═════ INPUT

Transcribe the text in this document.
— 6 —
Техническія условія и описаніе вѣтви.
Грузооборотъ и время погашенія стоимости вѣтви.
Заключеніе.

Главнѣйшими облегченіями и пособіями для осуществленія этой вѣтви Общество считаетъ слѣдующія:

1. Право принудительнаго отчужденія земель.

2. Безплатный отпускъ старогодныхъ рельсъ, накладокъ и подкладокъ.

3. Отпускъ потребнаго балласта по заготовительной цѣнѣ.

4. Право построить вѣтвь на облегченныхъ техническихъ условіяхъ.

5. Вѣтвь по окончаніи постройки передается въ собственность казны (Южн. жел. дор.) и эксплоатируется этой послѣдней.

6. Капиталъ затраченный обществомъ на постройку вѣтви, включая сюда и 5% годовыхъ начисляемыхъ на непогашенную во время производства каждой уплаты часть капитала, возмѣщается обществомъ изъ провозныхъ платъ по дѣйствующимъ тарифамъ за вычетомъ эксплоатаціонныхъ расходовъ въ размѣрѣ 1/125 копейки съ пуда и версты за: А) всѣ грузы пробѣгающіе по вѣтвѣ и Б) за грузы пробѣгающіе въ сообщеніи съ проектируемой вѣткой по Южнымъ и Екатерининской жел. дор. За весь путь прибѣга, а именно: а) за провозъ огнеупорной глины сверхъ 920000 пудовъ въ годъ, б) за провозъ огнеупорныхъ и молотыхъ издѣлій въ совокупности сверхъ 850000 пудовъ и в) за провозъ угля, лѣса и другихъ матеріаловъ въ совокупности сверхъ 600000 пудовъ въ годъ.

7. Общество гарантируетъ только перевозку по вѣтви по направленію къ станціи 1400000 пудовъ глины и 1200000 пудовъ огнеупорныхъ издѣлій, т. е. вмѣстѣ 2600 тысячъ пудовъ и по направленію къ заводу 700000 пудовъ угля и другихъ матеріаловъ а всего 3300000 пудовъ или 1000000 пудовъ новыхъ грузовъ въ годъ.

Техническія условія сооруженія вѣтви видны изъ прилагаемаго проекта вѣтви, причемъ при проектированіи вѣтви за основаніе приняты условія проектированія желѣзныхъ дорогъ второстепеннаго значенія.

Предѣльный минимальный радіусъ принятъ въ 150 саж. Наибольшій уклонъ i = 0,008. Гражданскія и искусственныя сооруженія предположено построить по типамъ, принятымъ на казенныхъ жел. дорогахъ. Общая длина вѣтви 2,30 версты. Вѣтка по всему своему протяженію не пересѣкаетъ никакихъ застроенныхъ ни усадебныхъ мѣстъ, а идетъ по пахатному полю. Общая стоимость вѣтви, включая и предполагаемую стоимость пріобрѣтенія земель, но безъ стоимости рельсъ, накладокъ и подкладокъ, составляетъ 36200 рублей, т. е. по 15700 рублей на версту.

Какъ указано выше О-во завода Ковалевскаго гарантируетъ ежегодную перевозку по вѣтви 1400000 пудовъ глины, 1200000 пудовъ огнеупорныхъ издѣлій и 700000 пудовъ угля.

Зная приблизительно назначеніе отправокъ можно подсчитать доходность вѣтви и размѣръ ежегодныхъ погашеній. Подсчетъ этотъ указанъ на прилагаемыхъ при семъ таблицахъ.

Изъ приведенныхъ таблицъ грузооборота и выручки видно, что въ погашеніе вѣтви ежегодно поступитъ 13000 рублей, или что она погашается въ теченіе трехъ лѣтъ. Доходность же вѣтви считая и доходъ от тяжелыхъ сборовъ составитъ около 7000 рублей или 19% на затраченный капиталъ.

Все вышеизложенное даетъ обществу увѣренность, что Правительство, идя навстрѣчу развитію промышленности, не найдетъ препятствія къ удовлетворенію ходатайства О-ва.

══════════

> **REQUIREMENTS**
Each line in the material above must be retyped without alteration.

> **TASK RESPONSE**
Transcribe the text in this document.
— 6 —
Техническія условія и описаніе вѣтви.
Грузооборотъ и время погашенія стоимости вѣтви.
Заключеніе.

Главнѣйшими облегченіями и пособіями для осуществленія этой вѣтви Общество считаетъ слѣдующія:

1. Право принудительнаго отчужденія земель.

2. Безплатный отпускъ старогодныхъ рельсъ, накладокъ и подкладокъ.

3. Отпускъ потребнаго балласта по заготовительной цѣнѣ.

4. Право построить вѣтвь на облегченныхъ техническихъ условіяхъ.

5. Вѣтвь по окончаніи постройки передается въ собственность казны (Южн. жел. дор.) и эксплоатируется этой послѣдней.

6. Капиталъ затраченный обществомъ на постройку вѣтви, включая сюда и 5% годовыхъ начисляемыхъ на непогашенную во время производства каждой уплаты часть капитала, возмѣщается обществомъ изъ провозныхъ платъ по дѣйствующимъ тарифамъ за вычетомъ эксплоатаціонныхъ расходовъ въ размѣрѣ 1/125 копейки съ пуда и версты за: А) всѣ грузы пробѣгающіе по вѣтвѣ и Б) за грузы пробѣгающіе въ сообщеніи съ проектируемой вѣткой по Южнымъ и Екатерининской жел. дор. За весь путь прибѣга, а именно: а) за провозъ огнеупорной глины сверхъ 920000 пудовъ въ годъ, б) за провозъ огнеупорныхъ и молотыхъ издѣлій въ совокупности сверхъ 850000 пудовъ и в) за провозъ угля, лѣса и другихъ матеріаловъ въ совокупности сверхъ 600000 пудовъ въ годъ.

7. Общество гарантируетъ только перевозку по вѣтви по направленію къ станціи 1400000 пудовъ глины и 1200000 пудовъ огнеупорныхъ издѣлій, т. е. вмѣстѣ 2600 тысячъ пудовъ и по направленію къ заводу 700000 пудовъ угля и другихъ матеріаловъ а всего 3300000 пудовъ или 1000000 пудовъ новыхъ грузовъ въ годъ.

Техническія условія сооруженія вѣтви видны изъ прилагаемаго проекта вѣтви, причемъ при проектированіи вѣтви за основаніе приняты условія проектированія желѣзныхъ дорогъ второстепеннаго значенія.

Предѣльный минимальный радіусъ принятъ въ 150 саж. Наибольшій уклонъ i = 0,008. Гражданскія и искусственныя сооруженія предположено построить по типамъ, принятымъ на казенныхъ жел. дорогахъ. Общая длина вѣтви 2,30 версты. Вѣтка по всему своему протяженію не пересѣкаетъ никакихъ застроенныхъ ни усадебныхъ мѣстъ, а идетъ по пахатному полю. Общая стоимость вѣтви, включая и предполагаемую стоимость пріобрѣтенія земель, но безъ стоимости рельсъ, накладокъ и подкладокъ, составляетъ 36200 рублей, т. е. по 15700 рублей на версту.

Какъ указано выше О-во завода Ковалевскаго гарантируетъ ежегодную перевозку по вѣтви 1400000 пудовъ глины, 1200000 пудовъ огнеупорныхъ издѣлій и 700000 пудовъ угля.

Зная приблизительно назначеніе отправокъ можно подсчитать доходность вѣтви и размѣръ ежегодныхъ погашеній. Подсчетъ этотъ указанъ на прилагаемыхъ при семъ таблицахъ.

Изъ приведенныхъ таблицъ грузооборота и выручки видно, что въ погашеніе вѣтви ежегодно поступитъ 13000 рублей, или что она погашается въ теченіе трехъ лѣтъ. Доходность же вѣтви считая и доходъ от тяжелыхъ сборовъ составитъ около 7000 рублей или 19% на затраченный капиталъ.

Все вышеизложенное даетъ обществу увѣренность, что Правительство, идя навстрѣчу развитію промышленности, не найдетъ препятствія къ удовлетворенію ходатайства О-ва.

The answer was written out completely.